-- Begin Given data --

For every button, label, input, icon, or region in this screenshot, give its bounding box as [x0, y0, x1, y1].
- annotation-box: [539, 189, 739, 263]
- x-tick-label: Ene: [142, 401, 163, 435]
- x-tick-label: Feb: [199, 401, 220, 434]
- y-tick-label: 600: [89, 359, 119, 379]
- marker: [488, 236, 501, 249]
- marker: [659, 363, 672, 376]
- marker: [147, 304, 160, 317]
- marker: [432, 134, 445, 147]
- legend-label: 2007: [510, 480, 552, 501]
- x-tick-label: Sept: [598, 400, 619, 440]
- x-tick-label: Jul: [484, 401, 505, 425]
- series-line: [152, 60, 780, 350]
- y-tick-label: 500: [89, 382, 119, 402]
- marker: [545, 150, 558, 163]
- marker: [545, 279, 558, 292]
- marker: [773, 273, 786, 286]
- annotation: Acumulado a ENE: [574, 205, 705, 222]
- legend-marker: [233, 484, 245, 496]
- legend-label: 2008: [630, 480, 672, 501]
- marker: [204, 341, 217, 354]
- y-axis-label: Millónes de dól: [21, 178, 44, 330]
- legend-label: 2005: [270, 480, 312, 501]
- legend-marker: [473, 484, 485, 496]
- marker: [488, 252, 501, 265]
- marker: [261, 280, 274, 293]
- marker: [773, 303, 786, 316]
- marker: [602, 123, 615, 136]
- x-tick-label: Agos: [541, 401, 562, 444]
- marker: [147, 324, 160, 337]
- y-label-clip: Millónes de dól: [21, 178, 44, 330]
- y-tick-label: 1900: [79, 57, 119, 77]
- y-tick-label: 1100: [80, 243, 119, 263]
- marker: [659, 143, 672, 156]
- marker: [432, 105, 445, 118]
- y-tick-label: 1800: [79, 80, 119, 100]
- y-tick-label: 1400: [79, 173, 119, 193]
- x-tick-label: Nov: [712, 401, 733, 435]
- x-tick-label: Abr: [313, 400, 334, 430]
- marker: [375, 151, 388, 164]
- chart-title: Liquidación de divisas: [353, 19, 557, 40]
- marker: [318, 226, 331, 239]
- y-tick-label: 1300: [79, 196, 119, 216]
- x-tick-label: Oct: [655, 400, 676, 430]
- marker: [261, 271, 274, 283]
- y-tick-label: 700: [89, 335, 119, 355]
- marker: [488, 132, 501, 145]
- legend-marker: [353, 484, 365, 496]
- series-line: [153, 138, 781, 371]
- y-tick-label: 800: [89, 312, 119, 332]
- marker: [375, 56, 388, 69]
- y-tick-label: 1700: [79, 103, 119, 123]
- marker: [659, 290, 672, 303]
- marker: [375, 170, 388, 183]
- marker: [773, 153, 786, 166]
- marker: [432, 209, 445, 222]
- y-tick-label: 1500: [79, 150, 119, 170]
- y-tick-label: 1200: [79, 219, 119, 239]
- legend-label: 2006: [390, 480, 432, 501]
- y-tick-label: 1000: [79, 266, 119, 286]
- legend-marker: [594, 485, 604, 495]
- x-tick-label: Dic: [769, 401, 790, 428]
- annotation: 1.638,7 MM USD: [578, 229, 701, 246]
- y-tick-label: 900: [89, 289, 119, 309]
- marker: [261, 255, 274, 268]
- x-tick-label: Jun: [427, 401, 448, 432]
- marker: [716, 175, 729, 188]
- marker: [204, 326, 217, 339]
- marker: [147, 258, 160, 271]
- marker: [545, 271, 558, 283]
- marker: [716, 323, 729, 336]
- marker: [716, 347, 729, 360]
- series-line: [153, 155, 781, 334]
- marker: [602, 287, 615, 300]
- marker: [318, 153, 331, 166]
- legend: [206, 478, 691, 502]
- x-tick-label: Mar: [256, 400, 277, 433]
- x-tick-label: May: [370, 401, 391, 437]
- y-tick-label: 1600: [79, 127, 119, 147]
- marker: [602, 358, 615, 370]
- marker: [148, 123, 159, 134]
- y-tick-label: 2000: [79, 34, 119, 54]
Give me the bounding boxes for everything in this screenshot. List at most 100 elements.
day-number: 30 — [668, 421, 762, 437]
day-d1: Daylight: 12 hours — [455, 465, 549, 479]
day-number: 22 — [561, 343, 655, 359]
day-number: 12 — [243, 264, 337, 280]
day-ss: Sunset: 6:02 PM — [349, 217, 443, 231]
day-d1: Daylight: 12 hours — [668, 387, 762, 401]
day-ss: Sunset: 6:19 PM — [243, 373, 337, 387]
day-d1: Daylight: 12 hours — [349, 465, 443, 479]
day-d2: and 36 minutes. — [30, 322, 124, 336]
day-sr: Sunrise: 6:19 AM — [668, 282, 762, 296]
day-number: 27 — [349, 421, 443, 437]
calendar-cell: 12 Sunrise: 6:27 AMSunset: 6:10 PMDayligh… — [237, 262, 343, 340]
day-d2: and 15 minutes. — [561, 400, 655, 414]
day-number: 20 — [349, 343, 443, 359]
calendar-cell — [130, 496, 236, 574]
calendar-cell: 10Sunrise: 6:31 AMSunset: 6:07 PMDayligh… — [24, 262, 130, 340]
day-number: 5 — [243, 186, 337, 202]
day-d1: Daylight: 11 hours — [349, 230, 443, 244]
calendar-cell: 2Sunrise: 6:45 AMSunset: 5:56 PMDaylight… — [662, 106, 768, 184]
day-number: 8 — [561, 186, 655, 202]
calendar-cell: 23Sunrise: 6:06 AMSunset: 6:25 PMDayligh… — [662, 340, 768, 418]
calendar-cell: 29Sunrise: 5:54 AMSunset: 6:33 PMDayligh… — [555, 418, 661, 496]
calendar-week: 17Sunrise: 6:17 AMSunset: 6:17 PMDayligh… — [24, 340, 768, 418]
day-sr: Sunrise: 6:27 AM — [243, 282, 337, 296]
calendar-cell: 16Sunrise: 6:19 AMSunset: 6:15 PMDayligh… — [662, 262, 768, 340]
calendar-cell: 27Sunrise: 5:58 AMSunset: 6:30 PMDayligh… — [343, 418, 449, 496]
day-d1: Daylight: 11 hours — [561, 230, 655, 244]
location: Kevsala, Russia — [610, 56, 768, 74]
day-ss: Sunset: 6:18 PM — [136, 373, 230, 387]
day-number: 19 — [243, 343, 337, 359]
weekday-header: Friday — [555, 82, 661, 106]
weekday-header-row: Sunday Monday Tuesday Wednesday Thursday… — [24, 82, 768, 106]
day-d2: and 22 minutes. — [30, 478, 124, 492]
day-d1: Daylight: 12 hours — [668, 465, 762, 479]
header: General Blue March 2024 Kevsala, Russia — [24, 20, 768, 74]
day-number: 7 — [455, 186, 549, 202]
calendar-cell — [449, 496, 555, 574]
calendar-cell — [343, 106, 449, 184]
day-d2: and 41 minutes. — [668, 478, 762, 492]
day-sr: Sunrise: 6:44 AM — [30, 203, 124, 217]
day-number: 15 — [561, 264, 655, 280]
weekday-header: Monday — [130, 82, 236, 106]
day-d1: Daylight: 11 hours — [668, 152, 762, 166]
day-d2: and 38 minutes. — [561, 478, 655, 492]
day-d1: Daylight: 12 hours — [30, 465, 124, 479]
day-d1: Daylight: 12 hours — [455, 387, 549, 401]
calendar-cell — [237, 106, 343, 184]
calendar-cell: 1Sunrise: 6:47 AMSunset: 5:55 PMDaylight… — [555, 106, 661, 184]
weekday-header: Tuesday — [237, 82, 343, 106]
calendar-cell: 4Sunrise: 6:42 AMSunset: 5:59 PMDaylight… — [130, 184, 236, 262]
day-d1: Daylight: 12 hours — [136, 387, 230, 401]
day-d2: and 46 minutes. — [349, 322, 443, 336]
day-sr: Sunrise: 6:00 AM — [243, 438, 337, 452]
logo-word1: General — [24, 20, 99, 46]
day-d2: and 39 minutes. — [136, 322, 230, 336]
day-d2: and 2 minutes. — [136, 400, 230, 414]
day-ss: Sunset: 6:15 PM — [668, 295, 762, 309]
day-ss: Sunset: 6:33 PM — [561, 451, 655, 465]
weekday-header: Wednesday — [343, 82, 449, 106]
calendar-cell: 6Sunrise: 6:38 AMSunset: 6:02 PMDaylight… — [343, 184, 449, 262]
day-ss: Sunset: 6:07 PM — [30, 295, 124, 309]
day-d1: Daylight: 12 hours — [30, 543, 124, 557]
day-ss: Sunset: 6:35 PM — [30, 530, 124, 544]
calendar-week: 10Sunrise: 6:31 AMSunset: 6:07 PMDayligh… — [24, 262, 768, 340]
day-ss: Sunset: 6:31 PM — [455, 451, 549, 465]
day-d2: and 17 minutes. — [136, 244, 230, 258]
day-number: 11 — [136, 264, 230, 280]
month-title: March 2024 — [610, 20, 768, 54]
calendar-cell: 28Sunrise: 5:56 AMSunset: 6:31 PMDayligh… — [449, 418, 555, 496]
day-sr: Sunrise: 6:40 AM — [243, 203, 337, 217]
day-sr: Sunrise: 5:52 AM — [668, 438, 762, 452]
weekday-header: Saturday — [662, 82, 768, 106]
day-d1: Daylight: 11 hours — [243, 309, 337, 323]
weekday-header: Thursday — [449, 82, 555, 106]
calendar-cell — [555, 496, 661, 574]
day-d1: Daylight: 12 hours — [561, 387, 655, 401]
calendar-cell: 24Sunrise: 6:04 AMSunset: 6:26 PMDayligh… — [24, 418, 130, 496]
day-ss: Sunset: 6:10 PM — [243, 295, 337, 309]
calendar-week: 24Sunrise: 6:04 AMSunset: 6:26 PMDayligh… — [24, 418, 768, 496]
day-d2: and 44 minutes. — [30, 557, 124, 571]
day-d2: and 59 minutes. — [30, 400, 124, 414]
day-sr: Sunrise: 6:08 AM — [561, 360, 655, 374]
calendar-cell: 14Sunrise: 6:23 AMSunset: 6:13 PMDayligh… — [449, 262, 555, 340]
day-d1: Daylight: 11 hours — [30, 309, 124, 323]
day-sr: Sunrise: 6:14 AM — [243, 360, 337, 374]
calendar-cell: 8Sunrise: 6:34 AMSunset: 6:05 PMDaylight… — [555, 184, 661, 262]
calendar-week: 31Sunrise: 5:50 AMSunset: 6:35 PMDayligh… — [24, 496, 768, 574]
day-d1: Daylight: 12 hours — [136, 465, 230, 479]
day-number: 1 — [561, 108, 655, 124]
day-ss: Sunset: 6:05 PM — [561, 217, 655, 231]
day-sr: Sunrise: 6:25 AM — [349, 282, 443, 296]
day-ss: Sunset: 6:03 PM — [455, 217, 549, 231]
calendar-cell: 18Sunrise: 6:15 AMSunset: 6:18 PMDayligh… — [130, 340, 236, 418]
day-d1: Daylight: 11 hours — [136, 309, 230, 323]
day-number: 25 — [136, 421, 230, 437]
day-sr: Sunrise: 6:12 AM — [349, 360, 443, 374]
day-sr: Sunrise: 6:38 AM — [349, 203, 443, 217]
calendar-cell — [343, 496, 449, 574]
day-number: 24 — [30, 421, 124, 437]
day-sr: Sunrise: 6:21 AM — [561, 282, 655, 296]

-- End Given data --

### Short problem
Rewrite the items from the very beginning through the line containing "- y-tick-label: 600: [89, 359, 119, 379]", changing "x-tick-label" to "x-axis-label" and leaving everything else as it is.

### Full answer
For every button, label, input, icon, or region in this screenshot, give its bounding box as [x0, y0, x1, y1].
- annotation-box: [539, 189, 739, 263]
- x-axis-label: Ene: [142, 401, 163, 435]
- x-axis-label: Feb: [199, 401, 220, 434]
- y-tick-label: 600: [89, 359, 119, 379]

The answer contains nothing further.